[Start EXCERPTED DATA]

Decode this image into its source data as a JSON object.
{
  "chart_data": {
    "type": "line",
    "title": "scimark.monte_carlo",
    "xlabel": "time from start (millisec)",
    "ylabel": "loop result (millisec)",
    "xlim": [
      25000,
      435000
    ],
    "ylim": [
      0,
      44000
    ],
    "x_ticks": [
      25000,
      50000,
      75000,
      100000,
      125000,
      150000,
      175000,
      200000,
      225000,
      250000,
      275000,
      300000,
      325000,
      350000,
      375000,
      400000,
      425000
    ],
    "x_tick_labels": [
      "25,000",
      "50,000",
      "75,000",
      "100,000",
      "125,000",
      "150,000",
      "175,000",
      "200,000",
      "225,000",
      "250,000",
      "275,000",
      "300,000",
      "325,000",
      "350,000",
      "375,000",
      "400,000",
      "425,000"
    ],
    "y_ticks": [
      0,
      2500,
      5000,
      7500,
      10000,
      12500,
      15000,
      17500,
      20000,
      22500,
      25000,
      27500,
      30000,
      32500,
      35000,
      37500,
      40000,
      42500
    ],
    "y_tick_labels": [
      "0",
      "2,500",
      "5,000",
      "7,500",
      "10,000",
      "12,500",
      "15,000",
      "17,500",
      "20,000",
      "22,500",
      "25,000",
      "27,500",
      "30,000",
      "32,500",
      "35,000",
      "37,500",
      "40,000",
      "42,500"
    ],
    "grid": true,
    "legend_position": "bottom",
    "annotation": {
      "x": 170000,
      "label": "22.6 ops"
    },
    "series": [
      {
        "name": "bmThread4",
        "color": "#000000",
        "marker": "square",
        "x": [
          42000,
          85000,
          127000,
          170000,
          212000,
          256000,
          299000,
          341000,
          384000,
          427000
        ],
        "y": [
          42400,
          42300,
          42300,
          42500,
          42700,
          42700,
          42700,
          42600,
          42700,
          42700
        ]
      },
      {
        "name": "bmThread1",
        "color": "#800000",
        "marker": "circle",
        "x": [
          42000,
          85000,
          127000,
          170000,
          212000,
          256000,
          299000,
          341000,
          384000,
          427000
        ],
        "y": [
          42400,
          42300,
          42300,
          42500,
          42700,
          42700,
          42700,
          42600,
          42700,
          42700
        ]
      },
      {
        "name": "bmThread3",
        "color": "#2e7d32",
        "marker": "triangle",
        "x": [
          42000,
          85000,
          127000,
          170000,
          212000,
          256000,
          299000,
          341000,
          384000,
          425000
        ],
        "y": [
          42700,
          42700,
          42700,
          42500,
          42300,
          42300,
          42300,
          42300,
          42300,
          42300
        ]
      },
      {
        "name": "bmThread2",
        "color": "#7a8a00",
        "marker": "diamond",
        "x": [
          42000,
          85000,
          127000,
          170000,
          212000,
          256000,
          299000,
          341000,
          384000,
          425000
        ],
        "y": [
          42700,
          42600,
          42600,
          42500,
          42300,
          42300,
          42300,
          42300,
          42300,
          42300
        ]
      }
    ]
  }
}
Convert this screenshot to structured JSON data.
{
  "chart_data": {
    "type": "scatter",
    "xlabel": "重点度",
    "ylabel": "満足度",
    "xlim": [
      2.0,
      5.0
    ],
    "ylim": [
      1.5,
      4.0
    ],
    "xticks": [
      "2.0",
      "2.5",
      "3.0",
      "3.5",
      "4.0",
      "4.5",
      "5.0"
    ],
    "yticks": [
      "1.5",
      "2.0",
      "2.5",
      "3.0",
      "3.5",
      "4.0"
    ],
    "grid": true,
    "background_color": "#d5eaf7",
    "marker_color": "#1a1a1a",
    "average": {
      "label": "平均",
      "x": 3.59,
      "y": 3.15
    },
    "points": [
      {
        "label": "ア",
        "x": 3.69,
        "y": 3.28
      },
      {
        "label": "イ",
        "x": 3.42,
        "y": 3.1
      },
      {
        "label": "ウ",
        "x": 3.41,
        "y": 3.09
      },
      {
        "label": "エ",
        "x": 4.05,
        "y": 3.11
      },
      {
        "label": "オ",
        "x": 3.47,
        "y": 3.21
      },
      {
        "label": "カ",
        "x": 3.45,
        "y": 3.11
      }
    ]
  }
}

[End EXCERPTED DATA]

§ GIVEN INSTRUCTION
Reproduce the records above exactly.

§ PROBLEM SOLUTION
Decode this image into its source data as a JSON object.
{
  "chart_data": {
    "type": "line",
    "title": "scimark.monte_carlo",
    "xlabel": "time from start (millisec)",
    "ylabel": "loop result (millisec)",
    "xlim": [
      25000,
      435000
    ],
    "ylim": [
      0,
      44000
    ],
    "x_ticks": [
      25000,
      50000,
      75000,
      100000,
      125000,
      150000,
      175000,
      200000,
      225000,
      250000,
      275000,
      300000,
      325000,
      350000,
      375000,
      400000,
      425000
    ],
    "x_tick_labels": [
      "25,000",
      "50,000",
      "75,000",
      "100,000",
      "125,000",
      "150,000",
      "175,000",
      "200,000",
      "225,000",
      "250,000",
      "275,000",
      "300,000",
      "325,000",
      "350,000",
      "375,000",
      "400,000",
      "425,000"
    ],
    "y_ticks": [
      0,
      2500,
      5000,
      7500,
      10000,
      12500,
      15000,
      17500,
      20000,
      22500,
      25000,
      27500,
      30000,
      32500,
      35000,
      37500,
      40000,
      42500
    ],
    "y_tick_labels": [
      "0",
      "2,500",
      "5,000",
      "7,500",
      "10,000",
      "12,500",
      "15,000",
      "17,500",
      "20,000",
      "22,500",
      "25,000",
      "27,500",
      "30,000",
      "32,500",
      "35,000",
      "37,500",
      "40,000",
      "42,500"
    ],
    "grid": true,
    "legend_position": "bottom",
    "annotation": {
      "x": 170000,
      "label": "22.6 ops"
    },
    "series": [
      {
        "name": "bmThread4",
        "color": "#000000",
        "marker": "square",
        "x": [
          42000,
          85000,
          127000,
          170000,
          212000,
          256000,
          299000,
          341000,
          384000,
          427000
        ],
        "y": [
          42400,
          42300,
          42300,
          42500,
          42700,
          42700,
          42700,
          42600,
          42700,
          42700
        ]
      },
      {
        "name": "bmThread1",
        "color": "#800000",
        "marker": "circle",
        "x": [
          42000,
          85000,
          127000,
          170000,
          212000,
          256000,
          299000,
          341000,
          384000,
          427000
        ],
        "y": [
          42400,
          42300,
          42300,
          42500,
          42700,
          42700,
          42700,
          42600,
          42700,
          42700
        ]
      },
      {
        "name": "bmThread3",
        "color": "#2e7d32",
        "marker": "triangle",
        "x": [
          42000,
          85000,
          127000,
          170000,
          212000,
          256000,
          299000,
          341000,
          384000,
          425000
        ],
        "y": [
          42700,
          42700,
          42700,
          42500,
          42300,
          42300,
          42300,
          42300,
          42300,
          42300
        ]
      },
      {
        "name": "bmThread2",
        "color": "#7a8a00",
        "marker": "diamond",
        "x": [
          42000,
          85000,
          127000,
          170000,
          212000,
          256000,
          299000,
          341000,
          384000,
          425000
        ],
        "y": [
          42700,
          42600,
          42600,
          42500,
          42300,
          42300,
          42300,
          42300,
          42300,
          42300
        ]
      }
    ]
  }
}
Convert this screenshot to structured JSON data.
{
  "chart_data": {
    "type": "scatter",
    "xlabel": "重点度",
    "ylabel": "満足度",
    "xlim": [
      2.0,
      5.0
    ],
    "ylim": [
      1.5,
      4.0
    ],
    "xticks": [
      "2.0",
      "2.5",
      "3.0",
      "3.5",
      "4.0",
      "4.5",
      "5.0"
    ],
    "yticks": [
      "1.5",
      "2.0",
      "2.5",
      "3.0",
      "3.5",
      "4.0"
    ],
    "grid": true,
    "background_color": "#d5eaf7",
    "marker_color": "#1a1a1a",
    "average": {
      "label": "平均",
      "x": 3.59,
      "y": 3.15
    },
    "points": [
      {
        "label": "ア",
        "x": 3.69,
        "y": 3.28
      },
      {
        "label": "イ",
        "x": 3.42,
        "y": 3.1
      },
      {
        "label": "ウ",
        "x": 3.41,
        "y": 3.09
      },
      {
        "label": "エ",
        "x": 4.05,
        "y": 3.11
      },
      {
        "label": "オ",
        "x": 3.47,
        "y": 3.21
      },
      {
        "label": "カ",
        "x": 3.45,
        "y": 3.11
      }
    ]
  }
}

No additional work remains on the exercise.